### Exercise directions
Below are some records; retype all of them exactly.

### Data for this task

— BEGIN —

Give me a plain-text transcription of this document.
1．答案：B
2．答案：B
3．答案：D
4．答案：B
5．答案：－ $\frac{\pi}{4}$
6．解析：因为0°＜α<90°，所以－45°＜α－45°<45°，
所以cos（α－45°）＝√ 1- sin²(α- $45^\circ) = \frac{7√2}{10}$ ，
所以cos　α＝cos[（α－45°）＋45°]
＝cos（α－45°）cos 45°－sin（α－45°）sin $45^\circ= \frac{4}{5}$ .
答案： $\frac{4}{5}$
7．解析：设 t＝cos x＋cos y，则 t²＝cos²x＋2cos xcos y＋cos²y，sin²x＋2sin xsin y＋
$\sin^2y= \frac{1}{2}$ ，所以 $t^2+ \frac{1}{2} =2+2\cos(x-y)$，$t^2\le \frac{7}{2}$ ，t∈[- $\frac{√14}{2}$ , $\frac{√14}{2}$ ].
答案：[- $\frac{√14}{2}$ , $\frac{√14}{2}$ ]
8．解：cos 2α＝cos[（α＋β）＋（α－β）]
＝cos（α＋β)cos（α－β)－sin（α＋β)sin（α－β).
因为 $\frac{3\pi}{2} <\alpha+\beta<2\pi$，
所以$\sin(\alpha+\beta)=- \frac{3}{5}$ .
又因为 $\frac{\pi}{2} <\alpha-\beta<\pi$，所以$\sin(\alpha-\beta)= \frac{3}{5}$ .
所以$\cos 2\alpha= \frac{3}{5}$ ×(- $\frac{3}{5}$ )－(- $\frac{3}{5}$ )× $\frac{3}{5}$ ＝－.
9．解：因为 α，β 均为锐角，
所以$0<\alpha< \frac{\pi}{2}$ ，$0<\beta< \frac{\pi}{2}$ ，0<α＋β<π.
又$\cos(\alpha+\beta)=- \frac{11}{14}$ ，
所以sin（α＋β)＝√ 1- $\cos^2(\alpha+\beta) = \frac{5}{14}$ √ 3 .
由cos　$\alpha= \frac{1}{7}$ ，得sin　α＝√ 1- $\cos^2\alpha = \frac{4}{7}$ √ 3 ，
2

— END —

### Result of this exercise
Give me a plain-text transcription of this document.
1．答案：B
2．答案：B
3．答案：D
4．答案：B
5．答案：－ $\frac{\pi}{4}$
6．解析：因为0°＜α<90°，所以－45°＜α－45°<45°，
所以cos（α－45°）＝√ 1- sin²(α- $45^\circ) = \frac{7√2}{10}$ ，
所以cos　α＝cos[（α－45°）＋45°]
＝cos（α－45°）cos 45°－sin（α－45°）sin $45^\circ= \frac{4}{5}$ .
答案： $\frac{4}{5}$
7．解析：设 t＝cos x＋cos y，则 t²＝cos²x＋2cos xcos y＋cos²y，sin²x＋2sin xsin y＋
$\sin^2y= \frac{1}{2}$ ，所以 $t^2+ \frac{1}{2} =2+2\cos(x-y)$，$t^2\le \frac{7}{2}$ ，t∈[- $\frac{√14}{2}$ , $\frac{√14}{2}$ ].
答案：[- $\frac{√14}{2}$ , $\frac{√14}{2}$ ]
8．解：cos 2α＝cos[（α＋β）＋（α－β）]
＝cos（α＋β)cos（α－β)－sin（α＋β)sin（α－β).
因为 $\frac{3\pi}{2} <\alpha+\beta<2\pi$，
所以$\sin(\alpha+\beta)=- \frac{3}{5}$ .
又因为 $\frac{\pi}{2} <\alpha-\beta<\pi$，所以$\sin(\alpha-\beta)= \frac{3}{5}$ .
所以$\cos 2\alpha= \frac{3}{5}$ ×(- $\frac{3}{5}$ )－(- $\frac{3}{5}$ )× $\frac{3}{5}$ ＝－.
9．解：因为 α，β 均为锐角，
所以$0<\alpha< \frac{\pi}{2}$ ，$0<\beta< \frac{\pi}{2}$ ，0<α＋β<π.
又$\cos(\alpha+\beta)=- \frac{11}{14}$ ，
所以sin（α＋β)＝√ 1- $\cos^2(\alpha+\beta) = \frac{5}{14}$ √ 3 .
由cos　$\alpha= \frac{1}{7}$ ，得sin　α＝√ 1- $\cos^2\alpha = \frac{4}{7}$ √ 3 ，
2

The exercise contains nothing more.